TASK ITEM:
Your job is to return every line in the data holding the string "from".

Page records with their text

Start of Block

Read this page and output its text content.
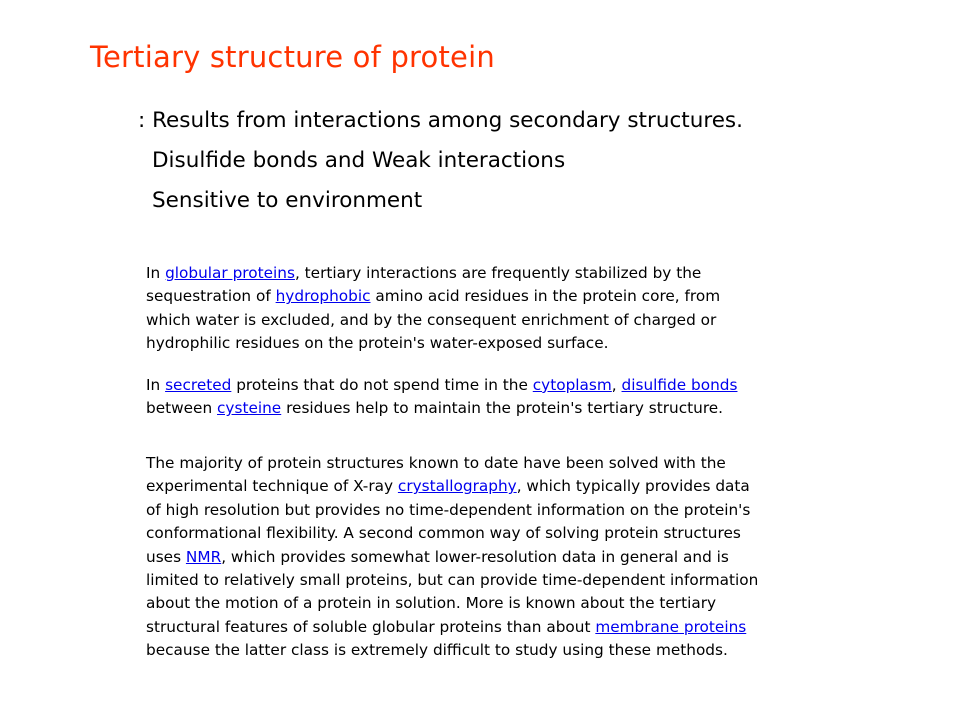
Tertiary structure of protein
: Results from interactions among secondary structures.
Disulfide bonds and Weak interactions
Sensitive to environment
In globular proteins, tertiary interactions are frequently stabilized by the
sequestration of hydrophobic amino acid residues in the protein core, from
which water is excluded, and by the consequent enrichment of charged or
hydrophilic residues on the protein's water-exposed surface.
In secreted proteins that do not spend time in the cytoplasm, disulfide bonds
between cysteine residues help to maintain the protein's tertiary structure.
The majority of protein structures known to date have been solved with the
experimental technique of X-ray crystallography, which typically provides data
of high resolution but provides no time-dependent information on the protein's
conformational flexibility. A second common way of solving protein structures
uses NMR, which provides somewhat lower-resolution data in general and is
limited to relatively small proteins, but can provide time-dependent information
about the motion of a protein in solution. More is known about the tertiary
structural features of soluble globular proteins than about membrane proteins
because the latter class is extremely difficult to study using these methods.
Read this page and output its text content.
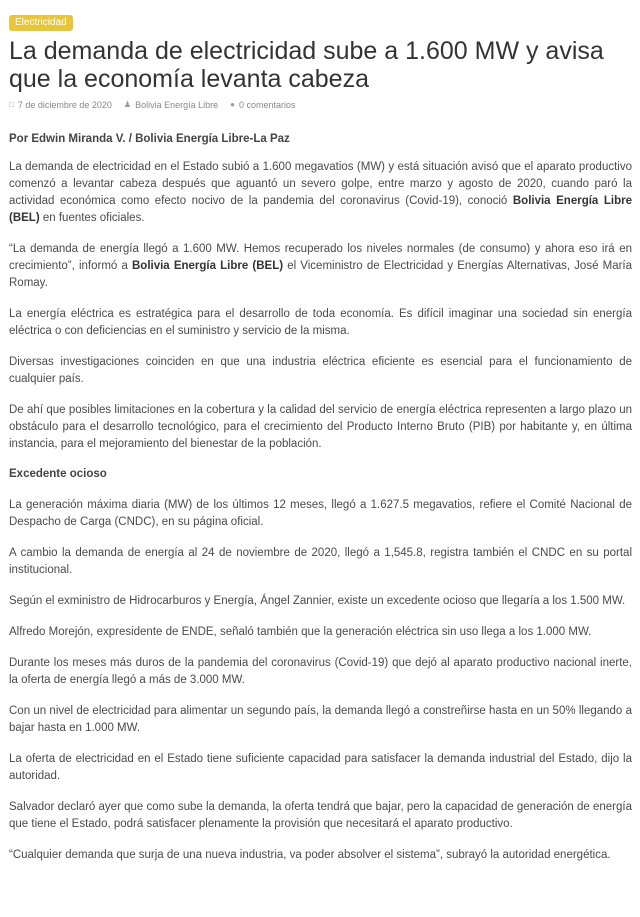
Electricidad
La demanda de electricidad sube a 1.600 MW y avisa que la economía levanta cabeza
□ 7 de diciembre de 2020 ♟ Bolivia Energía Libre ● 0 comentarios
Por Edwin Miranda V. / Bolivia Energía Libre-La Paz

La demanda de electricidad en el Estado subió a 1.600 megavatios (MW) y está situación avisó que el aparato productivo comenzó a levantar cabeza después que aguantó un severo golpe, entre marzo y agosto de 2020, cuando paró la actividad económica como efecto nocivo de la pandemia del coronavirus (Covid-19), conoció Bolivia Energía Libre (BEL) en fuentes oficiales.

“La demanda de energía llegó a 1.600 MW. Hemos recuperado los niveles normales (de consumo) y ahora eso irá en crecimiento”, informó a Bolivia Energía Libre (BEL) el Viceministro de Electricidad y Energías Alternativas, José María Romay.

La energía eléctrica es estratégica para el desarrollo de toda economía. Es difícil imaginar una sociedad sin energía eléctrica o con deficiencias en el suministro y servicio de la misma.

Diversas investigaciones coinciden en que una industria eléctrica eficiente es esencial para el funcionamiento de cualquier país.

De ahí que posibles limitaciones en la cobertura y la calidad del servicio de energía eléctrica representen a largo plazo un obstáculo para el desarrollo tecnológico, para el crecimiento del Producto Interno Bruto (PIB) por habitante y, en última instancia, para el mejoramiento del bienestar de la población.

Excedente ocioso

La generación máxima diaria (MW) de los últimos 12 meses, llegó a 1.627.5 megavatios, refiere el Comité Nacional de Despacho de Carga (CNDC), en su página oficial.

A cambio la demanda de energía al 24 de noviembre de 2020, llegó a 1,545.8, registra también el CNDC en su portal institucional.

Según el exministro de Hidrocarburos y Energía, Ángel Zannier, existe un excedente ocioso que llegaría a los 1.500 MW.

Alfredo Morejón, expresidente de ENDE, señaló también que la generación eléctrica sin uso llega a los 1.000 MW.

Durante los meses más duros de la pandemia del coronavirus (Covid-19) que dejó al aparato productivo nacional inerte, la oferta de energía llegó a más de 3.000 MW.

Con un nivel de electricidad para alimentar un segundo país, la demanda llegó a constreñirse hasta en un 50% llegando a bajar hasta en 1.000 MW.

La oferta de electricidad en el Estado tiene suficiente capacidad para satisfacer la demanda industrial del Estado, dijo la autoridad.

Salvador declaró ayer que como sube la demanda, la oferta tendrá que bajar, pero la capacidad de generación de energía que tiene el Estado, podrá satisfacer plenamente la provisión que necesitará el aparato productivo.

“Cualquier demanda que surja de una nueva industria, va poder absolver el sistema”, subrayó la autoridad energética.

End of Block

EXPECTED OUTPUT:
: Results from interactions among secondary structures.
sequestration of hydrophobic amino acid residues in the protein core, from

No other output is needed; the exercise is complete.